** Start of Text shown **
After Hillary Clinton lost the Democratic presidential nomination to Barack Obama and John McCain tapped Sarah Palin as his GOP running mate in 2008, the two most prominent women in U.S. politics got an instant-classic, two-for-one parodying on "Saturday Night Live."
"I was so excited when I was told that Sen. Clinton and I would be addressing you tonight," gushed Palin/Tina Fey. "And I was told I would be addressing you alone," snarled Clinton/Amy Poehler.
The sketch not only reflected a change on the political stage, but a shift in the place of both pols – and powerful women in general – in the pop cultural landscape.
Palin lost the election, but morphed into a political celebrity equally at home on Reality TV as on Fox News. Clinton, meanwhile, changed the game again by adding secretary of state to a resume that includes first lady, U.S. senator and presidential candidate.
Now Clinton is making a pop culture comeback of sorts, courtesy of "Political Animals," the USA mini-series that debuts Sunday and stars Sigourney Weaver as a secretary of state with a Hillary-like backstory. It's unclear what Clinton thinks of the effort, but she could do a lot worse than being portrayed by the woman who played Ripley.
The show’s creators have downplayed any direct tie between Clinton and Weaver’s character, Elaine Barrish Hammond, a former first lady and presidential also-ran tapped to be the nation’s top diplomat. As Weaver diplomatically put it on “Today” this week, "Certainly, we are inspired by Mrs. Clinton....It is a tribute to politicians like Mrs. Clinton, but it's both sides. It's the light and the dark."
It's also about timing, which, in entertainment and politics, is everything.
The show, whose debut comes nearly 20 years to the day after Bill Clinton officially notched the Democratic presidential nod, underscores the love-'em-or-hate-'em hold the Clintons retain on the popular imagination.
** End of Text shown **
** Start of Information supplied **
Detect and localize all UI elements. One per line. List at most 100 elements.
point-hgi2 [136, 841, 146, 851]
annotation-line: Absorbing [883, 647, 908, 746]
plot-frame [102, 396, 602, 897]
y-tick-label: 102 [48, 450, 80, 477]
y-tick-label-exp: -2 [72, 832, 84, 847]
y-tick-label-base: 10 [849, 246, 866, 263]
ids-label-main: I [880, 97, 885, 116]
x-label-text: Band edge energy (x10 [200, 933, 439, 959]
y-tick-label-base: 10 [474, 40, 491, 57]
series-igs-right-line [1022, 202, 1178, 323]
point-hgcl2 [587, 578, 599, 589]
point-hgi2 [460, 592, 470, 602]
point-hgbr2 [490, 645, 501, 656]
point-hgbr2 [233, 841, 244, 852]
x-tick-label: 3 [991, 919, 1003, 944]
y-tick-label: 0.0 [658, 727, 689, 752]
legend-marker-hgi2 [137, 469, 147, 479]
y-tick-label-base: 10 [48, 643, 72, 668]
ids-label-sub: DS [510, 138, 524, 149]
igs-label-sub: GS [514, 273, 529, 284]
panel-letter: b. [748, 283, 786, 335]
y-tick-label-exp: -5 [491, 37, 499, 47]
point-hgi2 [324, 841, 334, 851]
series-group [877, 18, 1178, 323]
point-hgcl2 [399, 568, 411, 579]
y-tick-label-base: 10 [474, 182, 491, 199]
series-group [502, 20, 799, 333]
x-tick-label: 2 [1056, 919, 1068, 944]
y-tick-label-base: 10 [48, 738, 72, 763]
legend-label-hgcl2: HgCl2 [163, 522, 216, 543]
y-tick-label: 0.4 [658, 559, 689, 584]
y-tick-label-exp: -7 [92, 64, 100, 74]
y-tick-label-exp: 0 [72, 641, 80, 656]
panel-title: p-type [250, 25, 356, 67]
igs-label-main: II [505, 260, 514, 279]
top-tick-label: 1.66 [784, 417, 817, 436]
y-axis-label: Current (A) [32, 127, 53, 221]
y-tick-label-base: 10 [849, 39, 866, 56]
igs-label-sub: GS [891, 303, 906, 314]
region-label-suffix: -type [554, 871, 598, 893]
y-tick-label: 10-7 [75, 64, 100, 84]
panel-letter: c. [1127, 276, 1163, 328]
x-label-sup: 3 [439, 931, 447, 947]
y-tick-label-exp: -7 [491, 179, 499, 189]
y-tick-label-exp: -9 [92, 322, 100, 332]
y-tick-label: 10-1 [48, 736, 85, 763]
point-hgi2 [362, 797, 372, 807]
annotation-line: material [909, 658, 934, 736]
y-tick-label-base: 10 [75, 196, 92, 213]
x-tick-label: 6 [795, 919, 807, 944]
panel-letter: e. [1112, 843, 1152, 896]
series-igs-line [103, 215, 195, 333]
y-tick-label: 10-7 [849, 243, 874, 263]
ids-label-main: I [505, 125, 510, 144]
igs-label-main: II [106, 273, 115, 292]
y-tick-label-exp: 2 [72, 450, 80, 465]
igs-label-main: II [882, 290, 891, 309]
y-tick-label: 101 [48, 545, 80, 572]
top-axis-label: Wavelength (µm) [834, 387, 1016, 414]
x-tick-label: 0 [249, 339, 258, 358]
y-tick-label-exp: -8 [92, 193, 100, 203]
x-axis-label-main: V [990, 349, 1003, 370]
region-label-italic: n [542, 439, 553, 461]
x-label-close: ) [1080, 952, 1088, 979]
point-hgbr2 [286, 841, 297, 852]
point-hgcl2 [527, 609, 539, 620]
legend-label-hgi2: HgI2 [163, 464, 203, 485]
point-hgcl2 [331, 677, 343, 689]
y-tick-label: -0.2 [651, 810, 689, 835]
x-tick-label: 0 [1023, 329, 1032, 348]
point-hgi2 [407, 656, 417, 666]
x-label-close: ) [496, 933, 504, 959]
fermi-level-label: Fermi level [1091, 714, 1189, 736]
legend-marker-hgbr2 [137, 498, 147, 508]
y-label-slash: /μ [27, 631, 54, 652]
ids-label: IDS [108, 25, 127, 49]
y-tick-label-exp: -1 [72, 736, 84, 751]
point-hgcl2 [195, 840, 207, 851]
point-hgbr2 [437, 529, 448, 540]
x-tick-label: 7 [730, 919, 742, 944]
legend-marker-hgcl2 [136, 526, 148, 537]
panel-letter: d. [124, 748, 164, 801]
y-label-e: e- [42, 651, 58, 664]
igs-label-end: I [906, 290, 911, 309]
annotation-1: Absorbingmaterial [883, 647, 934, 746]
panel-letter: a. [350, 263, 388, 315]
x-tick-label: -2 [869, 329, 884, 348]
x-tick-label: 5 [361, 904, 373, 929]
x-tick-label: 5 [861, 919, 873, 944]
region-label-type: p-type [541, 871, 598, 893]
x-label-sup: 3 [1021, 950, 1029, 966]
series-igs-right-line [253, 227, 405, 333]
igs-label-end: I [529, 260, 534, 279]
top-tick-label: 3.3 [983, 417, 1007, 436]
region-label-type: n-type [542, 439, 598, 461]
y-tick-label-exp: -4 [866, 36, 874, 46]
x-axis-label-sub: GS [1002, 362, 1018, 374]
** End of Information supplied **
▶ Work required
Continue the text about "Political Animals" and Hillary Clinton's place in pop culture, starting right after its last sentence.

▶ Written response
"Political Animals," as we've noted, also comes amid a spate of shows and movies about politically powerful women, ranging from last year’s Margaret Thatcher bio-pic "The Iron Lady" to Palin's various ventures to the winning HBO comedy "Veep." In March, HBO broadcast "Game Change," based on a book about the 2008 election. The focus was on Palin, but could have just as easily told Clinton's compelling story, as detailed in the book.
Perhaps most importantly, "Political Animals" vies to fill a void in serious national political drama during a key election year. The Los Angeles Times notes the show uses the same Oval Office set from "The West Wing," which closed shop six years – or 11/2 terms – ago.
We'll see how "Political Animals," slated for a six-episode run (or a “limited series event” as USA calls it), measures up to the much-missed NBC drama. One early review, from The Hollywood Reporter, indicated the show is less "West Wing"-like and more reminiscent of "Dallas,” which might be closer to political (and domestic) reality.
In the meantime, check out a preview for "Political Animals" and revisit the unforgettable "SNL" sketch as we gird for a political year likely to bring new surprises and satires:
Hester is founding director of the award-winning, multi-media NYCity News Service at the City University of New York Graduate School of Journalism. He is the former City Editor of the New York Daily News, where he started as a reporter in 1992. Follow him on Twitter.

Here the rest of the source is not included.